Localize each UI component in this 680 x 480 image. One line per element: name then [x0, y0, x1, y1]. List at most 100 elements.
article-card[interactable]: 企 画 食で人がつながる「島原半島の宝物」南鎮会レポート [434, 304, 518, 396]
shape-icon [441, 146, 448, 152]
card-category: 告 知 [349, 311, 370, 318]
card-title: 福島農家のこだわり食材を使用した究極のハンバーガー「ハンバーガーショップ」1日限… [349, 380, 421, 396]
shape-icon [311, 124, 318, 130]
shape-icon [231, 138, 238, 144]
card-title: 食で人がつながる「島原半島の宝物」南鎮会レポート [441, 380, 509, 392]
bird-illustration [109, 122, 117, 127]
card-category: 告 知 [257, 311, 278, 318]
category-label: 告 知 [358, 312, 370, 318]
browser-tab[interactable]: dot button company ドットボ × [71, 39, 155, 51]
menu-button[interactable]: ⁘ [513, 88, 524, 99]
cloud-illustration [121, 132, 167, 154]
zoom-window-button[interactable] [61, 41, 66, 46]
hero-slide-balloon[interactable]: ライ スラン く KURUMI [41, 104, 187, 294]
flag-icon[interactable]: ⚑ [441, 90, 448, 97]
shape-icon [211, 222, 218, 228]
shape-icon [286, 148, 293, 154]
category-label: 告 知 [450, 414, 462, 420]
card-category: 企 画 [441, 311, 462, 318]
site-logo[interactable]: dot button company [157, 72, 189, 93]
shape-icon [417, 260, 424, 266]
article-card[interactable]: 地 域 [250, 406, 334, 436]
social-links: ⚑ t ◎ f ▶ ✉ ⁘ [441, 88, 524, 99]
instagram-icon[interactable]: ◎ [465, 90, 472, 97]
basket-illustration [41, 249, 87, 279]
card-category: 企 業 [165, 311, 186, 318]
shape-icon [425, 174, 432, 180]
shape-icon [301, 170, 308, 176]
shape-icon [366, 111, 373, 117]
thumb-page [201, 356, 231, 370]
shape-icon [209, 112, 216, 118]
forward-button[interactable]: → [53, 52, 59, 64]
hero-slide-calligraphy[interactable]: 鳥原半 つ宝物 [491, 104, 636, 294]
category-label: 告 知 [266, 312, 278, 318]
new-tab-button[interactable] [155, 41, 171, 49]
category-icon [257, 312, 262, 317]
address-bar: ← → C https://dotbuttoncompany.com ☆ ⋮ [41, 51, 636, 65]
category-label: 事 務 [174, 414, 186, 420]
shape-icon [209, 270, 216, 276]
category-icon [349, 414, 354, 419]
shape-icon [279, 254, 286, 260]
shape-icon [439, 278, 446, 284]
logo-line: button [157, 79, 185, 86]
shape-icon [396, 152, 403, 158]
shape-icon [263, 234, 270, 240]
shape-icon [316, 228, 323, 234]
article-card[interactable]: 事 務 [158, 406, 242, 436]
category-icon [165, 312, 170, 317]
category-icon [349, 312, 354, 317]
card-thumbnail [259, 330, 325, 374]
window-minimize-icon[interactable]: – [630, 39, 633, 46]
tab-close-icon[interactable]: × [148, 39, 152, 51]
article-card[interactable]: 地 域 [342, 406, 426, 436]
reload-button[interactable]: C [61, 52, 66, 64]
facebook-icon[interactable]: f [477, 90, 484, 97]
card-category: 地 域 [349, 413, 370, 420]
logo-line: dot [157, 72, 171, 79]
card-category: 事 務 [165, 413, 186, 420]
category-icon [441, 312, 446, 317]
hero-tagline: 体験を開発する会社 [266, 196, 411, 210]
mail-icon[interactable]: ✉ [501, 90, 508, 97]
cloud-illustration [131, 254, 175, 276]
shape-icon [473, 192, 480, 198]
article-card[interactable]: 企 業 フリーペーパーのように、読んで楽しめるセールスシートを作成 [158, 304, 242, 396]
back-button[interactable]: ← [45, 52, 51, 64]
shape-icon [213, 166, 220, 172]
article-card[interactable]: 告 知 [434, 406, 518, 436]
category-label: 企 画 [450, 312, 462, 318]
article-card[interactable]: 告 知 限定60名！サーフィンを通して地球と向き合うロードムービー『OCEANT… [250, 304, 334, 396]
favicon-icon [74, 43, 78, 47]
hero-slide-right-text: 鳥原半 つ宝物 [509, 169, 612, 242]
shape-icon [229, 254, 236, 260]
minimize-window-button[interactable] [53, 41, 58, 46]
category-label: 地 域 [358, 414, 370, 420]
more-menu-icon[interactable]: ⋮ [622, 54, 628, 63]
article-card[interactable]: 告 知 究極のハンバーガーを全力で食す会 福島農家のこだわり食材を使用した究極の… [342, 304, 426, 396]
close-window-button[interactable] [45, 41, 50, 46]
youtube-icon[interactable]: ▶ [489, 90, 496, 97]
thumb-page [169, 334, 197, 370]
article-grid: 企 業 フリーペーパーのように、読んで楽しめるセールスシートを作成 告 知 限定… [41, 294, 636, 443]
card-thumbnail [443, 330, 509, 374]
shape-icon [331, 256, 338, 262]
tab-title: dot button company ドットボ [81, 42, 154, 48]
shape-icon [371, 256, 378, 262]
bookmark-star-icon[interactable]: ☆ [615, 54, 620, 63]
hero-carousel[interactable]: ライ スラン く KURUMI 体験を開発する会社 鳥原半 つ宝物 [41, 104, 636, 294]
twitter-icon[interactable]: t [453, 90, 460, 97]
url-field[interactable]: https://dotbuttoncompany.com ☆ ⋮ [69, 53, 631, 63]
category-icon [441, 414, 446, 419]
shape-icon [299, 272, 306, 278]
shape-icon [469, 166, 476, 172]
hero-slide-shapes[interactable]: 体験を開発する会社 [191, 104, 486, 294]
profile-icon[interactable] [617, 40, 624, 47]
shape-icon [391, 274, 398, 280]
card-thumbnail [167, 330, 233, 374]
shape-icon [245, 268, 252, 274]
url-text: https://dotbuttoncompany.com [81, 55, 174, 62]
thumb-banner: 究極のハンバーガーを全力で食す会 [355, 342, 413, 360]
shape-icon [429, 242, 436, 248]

———

# [Goal]
Rewrite the items from the first line through the line containing "shape-icon [301, 170, 308, 176]", replacing "card-category" with "card-tag" and leaving everything else unchanged.

# [Full output]
Localize each UI component in this 680 x 480 image. One line per element: name then [x0, y0, x1, y1]. List at most 100 elements.
article-card[interactable]: 企 画 食で人がつながる「島原半島の宝物」南鎮会レポート [434, 304, 518, 396]
shape-icon [441, 146, 448, 152]
card-tag: 告 知 [349, 311, 370, 318]
card-title: 福島農家のこだわり食材を使用した究極のハンバーガー「ハンバーガーショップ」1日限… [349, 380, 421, 396]
shape-icon [311, 124, 318, 130]
shape-icon [231, 138, 238, 144]
card-title: 食で人がつながる「島原半島の宝物」南鎮会レポート [441, 380, 509, 392]
bird-illustration [109, 122, 117, 127]
card-tag: 告 知 [257, 311, 278, 318]
category-label: 告 知 [358, 312, 370, 318]
browser-tab[interactable]: dot button company ドットボ × [71, 39, 155, 51]
menu-button[interactable]: ⁘ [513, 88, 524, 99]
cloud-illustration [121, 132, 167, 154]
zoom-window-button[interactable] [61, 41, 66, 46]
hero-slide-balloon[interactable]: ライ スラン く KURUMI [41, 104, 187, 294]
flag-icon[interactable]: ⚑ [441, 90, 448, 97]
shape-icon [211, 222, 218, 228]
shape-icon [286, 148, 293, 154]
category-label: 告 知 [450, 414, 462, 420]
card-tag: 企 画 [441, 311, 462, 318]
site-logo[interactable]: dot button company [157, 72, 189, 93]
shape-icon [417, 260, 424, 266]
article-card[interactable]: 地 域 [250, 406, 334, 436]
social-links: ⚑ t ◎ f ▶ ✉ ⁘ [441, 88, 524, 99]
instagram-icon[interactable]: ◎ [465, 90, 472, 97]
basket-illustration [41, 249, 87, 279]
card-tag: 企 業 [165, 311, 186, 318]
shape-icon [425, 174, 432, 180]
shape-icon [301, 170, 308, 176]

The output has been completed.